↓↓↓

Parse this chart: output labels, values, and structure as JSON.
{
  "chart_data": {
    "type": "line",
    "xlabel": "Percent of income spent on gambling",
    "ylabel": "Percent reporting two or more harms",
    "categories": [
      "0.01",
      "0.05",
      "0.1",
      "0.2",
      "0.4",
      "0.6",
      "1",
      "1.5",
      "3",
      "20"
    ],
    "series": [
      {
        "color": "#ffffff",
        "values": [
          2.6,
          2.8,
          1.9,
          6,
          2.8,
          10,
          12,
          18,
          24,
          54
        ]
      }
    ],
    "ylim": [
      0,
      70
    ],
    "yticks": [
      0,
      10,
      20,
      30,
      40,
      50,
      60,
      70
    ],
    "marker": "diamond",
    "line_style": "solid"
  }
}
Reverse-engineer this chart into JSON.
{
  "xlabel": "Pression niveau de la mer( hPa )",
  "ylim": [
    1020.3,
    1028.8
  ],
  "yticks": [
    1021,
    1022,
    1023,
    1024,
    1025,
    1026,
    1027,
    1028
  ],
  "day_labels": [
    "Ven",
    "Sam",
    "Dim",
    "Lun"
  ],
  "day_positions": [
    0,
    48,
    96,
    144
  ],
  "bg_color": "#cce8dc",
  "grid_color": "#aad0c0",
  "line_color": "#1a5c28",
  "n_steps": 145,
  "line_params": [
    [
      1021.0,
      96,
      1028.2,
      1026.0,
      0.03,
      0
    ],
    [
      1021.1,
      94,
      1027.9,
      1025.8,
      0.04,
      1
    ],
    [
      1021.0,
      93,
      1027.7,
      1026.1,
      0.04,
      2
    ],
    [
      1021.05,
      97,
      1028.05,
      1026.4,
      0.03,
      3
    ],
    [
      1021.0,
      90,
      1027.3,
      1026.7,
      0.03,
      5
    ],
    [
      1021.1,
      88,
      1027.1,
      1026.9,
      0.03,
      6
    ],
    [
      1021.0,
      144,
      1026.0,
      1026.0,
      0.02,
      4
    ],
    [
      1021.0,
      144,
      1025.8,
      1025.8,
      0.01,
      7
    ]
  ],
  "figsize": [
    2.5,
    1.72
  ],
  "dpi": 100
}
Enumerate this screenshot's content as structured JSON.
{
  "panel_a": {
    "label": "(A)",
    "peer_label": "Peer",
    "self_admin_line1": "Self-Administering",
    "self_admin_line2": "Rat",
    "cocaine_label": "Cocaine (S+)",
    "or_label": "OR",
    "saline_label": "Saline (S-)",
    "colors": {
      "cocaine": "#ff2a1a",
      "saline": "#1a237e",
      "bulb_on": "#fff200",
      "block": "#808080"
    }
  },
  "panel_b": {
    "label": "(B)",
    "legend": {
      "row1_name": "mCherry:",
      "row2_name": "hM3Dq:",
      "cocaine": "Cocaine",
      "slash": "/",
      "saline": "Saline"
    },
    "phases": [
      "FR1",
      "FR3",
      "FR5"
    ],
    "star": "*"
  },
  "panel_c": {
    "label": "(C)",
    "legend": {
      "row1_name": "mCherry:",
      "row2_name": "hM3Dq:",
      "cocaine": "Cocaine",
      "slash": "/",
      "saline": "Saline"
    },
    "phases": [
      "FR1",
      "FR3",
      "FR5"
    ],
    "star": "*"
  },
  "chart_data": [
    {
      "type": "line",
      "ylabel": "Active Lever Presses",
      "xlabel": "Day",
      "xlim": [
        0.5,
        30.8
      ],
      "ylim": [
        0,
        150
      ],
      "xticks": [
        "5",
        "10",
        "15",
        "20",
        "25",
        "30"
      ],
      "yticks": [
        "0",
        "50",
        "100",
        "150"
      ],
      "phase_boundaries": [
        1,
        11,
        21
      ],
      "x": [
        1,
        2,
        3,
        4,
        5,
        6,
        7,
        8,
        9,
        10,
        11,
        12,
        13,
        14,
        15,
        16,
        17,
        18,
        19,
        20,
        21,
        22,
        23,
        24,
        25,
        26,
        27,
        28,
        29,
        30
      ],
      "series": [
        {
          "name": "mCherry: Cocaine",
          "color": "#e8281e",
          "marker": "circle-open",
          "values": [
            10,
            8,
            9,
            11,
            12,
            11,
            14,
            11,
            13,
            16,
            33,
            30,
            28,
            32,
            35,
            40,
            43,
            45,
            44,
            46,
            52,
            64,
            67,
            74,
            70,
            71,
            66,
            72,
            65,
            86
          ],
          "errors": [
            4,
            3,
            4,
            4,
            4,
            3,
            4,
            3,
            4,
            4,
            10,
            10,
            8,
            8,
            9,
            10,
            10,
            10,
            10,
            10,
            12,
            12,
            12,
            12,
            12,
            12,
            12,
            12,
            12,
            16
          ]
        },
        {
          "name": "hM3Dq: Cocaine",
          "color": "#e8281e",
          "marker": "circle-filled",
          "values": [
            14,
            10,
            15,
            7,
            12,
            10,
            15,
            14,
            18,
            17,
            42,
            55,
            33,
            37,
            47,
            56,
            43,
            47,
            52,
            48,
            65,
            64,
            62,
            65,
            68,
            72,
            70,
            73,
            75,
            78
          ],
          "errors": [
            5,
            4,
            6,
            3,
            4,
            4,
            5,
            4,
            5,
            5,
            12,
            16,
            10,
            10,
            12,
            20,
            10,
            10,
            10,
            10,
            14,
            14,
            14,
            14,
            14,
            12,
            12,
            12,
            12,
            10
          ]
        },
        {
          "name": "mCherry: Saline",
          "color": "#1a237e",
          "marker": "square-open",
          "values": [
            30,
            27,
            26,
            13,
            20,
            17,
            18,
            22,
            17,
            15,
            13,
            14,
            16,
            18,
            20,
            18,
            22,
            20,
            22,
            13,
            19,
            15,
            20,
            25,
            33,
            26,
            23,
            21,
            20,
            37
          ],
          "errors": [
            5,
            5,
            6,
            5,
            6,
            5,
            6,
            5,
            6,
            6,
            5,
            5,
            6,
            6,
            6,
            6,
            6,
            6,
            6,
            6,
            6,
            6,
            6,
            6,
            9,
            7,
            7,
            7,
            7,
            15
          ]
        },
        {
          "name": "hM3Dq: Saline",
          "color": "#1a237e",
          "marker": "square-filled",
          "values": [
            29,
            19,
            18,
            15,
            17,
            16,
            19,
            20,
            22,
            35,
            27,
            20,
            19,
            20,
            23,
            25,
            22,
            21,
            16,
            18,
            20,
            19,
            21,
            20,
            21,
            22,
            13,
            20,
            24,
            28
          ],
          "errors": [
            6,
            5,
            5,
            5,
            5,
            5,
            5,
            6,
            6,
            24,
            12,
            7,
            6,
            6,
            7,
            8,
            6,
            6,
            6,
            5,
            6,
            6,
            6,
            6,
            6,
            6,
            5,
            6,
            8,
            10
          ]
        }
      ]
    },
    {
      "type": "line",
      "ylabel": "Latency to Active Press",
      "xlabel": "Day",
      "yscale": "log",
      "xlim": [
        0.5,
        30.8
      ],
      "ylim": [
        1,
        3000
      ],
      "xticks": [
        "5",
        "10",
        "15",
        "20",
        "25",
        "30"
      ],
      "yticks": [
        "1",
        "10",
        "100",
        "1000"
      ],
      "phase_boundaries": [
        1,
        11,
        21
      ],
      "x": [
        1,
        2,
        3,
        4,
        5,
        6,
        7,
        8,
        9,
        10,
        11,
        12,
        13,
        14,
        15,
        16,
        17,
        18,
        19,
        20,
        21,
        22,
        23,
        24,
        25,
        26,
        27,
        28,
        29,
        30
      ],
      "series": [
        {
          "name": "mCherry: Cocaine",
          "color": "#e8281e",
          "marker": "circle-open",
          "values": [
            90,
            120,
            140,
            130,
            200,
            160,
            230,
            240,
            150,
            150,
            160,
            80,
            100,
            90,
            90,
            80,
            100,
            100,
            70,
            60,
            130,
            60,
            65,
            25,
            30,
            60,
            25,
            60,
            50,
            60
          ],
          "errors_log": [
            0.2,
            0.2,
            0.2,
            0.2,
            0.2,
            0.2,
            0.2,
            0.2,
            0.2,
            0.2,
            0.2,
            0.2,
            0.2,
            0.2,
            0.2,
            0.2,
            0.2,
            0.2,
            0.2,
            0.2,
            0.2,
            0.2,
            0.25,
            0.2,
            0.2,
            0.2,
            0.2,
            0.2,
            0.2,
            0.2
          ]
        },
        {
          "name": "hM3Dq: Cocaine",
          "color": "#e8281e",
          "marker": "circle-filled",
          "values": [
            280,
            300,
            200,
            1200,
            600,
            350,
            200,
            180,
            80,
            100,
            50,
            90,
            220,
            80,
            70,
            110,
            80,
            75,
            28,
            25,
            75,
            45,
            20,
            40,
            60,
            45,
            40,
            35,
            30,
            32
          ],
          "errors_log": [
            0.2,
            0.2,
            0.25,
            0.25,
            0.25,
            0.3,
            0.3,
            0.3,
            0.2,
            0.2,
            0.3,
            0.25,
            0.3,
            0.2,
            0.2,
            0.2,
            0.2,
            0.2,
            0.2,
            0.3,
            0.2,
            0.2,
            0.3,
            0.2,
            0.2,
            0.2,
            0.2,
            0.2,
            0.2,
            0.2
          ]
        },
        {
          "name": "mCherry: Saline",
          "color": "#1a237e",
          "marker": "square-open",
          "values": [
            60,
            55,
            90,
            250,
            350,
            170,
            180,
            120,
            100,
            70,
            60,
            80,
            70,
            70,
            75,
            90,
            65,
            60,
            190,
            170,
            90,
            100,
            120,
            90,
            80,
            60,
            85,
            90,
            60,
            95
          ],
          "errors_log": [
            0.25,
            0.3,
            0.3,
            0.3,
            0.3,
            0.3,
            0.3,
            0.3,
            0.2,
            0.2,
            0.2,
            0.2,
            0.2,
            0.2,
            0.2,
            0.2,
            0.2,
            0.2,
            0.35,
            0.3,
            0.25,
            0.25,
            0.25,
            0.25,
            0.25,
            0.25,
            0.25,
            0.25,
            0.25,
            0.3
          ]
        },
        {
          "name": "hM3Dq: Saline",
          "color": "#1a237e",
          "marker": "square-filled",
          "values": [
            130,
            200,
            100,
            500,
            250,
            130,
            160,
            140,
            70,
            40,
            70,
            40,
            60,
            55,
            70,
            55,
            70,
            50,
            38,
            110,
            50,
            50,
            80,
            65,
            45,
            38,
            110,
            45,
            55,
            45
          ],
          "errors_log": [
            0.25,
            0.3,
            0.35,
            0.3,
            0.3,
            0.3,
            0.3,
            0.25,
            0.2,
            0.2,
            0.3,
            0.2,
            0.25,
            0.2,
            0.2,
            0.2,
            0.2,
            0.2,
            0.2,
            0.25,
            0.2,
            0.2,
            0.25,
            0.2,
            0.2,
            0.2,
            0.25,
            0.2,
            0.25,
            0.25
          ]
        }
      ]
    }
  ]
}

↑↑↑

_What is required_
Locate all lines that include the word "this" and copy them out.

_Output of the exercise_
Parse this chart: output labels, values, and structure as JSON.
Reverse-engineer this chart into JSON.
Enumerate this screenshot's content as structured JSON.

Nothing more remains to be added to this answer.